__EXERCISE DETAILS__
Report every row below that contains the string "group", copying each such row in full. Case counts, so match uppercase and lowercase letters as given.

__RECORDS TO USE__
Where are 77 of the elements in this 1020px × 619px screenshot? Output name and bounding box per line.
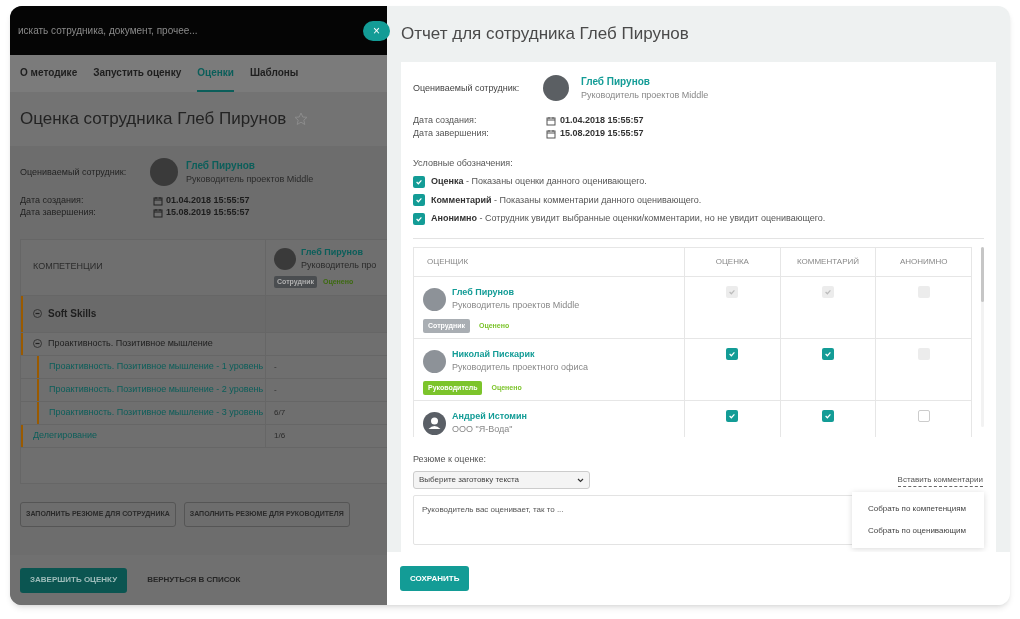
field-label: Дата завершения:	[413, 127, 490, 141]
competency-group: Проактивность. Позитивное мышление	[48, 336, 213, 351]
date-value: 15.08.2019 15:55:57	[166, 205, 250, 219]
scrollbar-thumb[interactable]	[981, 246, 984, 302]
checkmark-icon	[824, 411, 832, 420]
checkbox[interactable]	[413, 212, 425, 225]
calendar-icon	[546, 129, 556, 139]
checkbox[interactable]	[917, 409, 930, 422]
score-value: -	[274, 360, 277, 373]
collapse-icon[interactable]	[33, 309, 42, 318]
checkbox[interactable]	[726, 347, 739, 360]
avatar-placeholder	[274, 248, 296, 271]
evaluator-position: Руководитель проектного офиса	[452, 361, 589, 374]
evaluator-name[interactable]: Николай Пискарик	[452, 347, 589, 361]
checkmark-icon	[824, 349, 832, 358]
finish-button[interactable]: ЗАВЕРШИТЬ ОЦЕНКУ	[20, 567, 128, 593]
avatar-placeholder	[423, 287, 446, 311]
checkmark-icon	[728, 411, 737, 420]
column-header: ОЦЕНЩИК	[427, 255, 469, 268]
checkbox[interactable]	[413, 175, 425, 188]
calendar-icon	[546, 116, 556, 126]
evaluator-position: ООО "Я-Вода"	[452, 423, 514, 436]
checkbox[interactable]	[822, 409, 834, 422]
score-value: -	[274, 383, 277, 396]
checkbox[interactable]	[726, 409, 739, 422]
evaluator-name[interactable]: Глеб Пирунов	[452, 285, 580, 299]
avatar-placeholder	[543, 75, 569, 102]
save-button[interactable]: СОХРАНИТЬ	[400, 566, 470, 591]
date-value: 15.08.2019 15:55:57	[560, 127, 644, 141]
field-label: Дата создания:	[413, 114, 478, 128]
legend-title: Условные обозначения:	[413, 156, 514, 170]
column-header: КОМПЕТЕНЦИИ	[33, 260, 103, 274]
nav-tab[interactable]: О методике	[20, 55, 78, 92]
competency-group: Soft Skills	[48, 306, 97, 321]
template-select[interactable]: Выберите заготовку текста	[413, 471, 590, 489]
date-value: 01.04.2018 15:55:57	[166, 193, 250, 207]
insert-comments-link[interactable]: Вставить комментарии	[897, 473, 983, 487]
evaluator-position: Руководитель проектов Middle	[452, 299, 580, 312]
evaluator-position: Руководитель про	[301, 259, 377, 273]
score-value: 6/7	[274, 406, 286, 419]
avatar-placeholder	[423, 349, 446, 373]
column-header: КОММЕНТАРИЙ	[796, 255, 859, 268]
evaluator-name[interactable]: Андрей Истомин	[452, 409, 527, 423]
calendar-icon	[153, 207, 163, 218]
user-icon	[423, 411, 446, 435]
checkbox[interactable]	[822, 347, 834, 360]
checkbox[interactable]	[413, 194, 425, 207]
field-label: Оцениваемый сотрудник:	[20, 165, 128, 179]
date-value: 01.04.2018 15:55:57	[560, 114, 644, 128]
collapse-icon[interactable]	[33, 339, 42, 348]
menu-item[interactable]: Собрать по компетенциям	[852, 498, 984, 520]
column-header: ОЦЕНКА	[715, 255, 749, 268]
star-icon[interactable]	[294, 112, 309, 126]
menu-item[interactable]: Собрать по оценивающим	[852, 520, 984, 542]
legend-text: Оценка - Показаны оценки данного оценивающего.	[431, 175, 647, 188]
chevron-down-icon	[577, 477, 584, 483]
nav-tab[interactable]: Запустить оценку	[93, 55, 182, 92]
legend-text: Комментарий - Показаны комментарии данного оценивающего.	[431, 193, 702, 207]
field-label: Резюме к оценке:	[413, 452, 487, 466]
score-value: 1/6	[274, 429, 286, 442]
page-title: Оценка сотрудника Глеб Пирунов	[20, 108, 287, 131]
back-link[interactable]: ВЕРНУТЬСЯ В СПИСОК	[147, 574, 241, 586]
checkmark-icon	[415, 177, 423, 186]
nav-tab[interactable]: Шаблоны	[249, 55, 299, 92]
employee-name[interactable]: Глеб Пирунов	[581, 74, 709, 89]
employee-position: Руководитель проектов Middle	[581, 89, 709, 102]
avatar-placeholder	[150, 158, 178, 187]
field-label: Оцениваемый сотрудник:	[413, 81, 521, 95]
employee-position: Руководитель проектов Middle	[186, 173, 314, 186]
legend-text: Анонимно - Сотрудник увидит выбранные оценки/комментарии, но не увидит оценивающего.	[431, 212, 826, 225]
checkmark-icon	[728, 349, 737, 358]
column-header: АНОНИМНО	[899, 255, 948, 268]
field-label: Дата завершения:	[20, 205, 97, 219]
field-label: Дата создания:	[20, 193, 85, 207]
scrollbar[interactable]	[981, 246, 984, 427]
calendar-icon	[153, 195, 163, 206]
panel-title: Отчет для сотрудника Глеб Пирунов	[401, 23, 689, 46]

__WRITTEN RESPONSE__
competency-group: Проактивность. Позитивное мышление	[48, 336, 213, 351]
competency-group: Soft Skills	[48, 306, 97, 321]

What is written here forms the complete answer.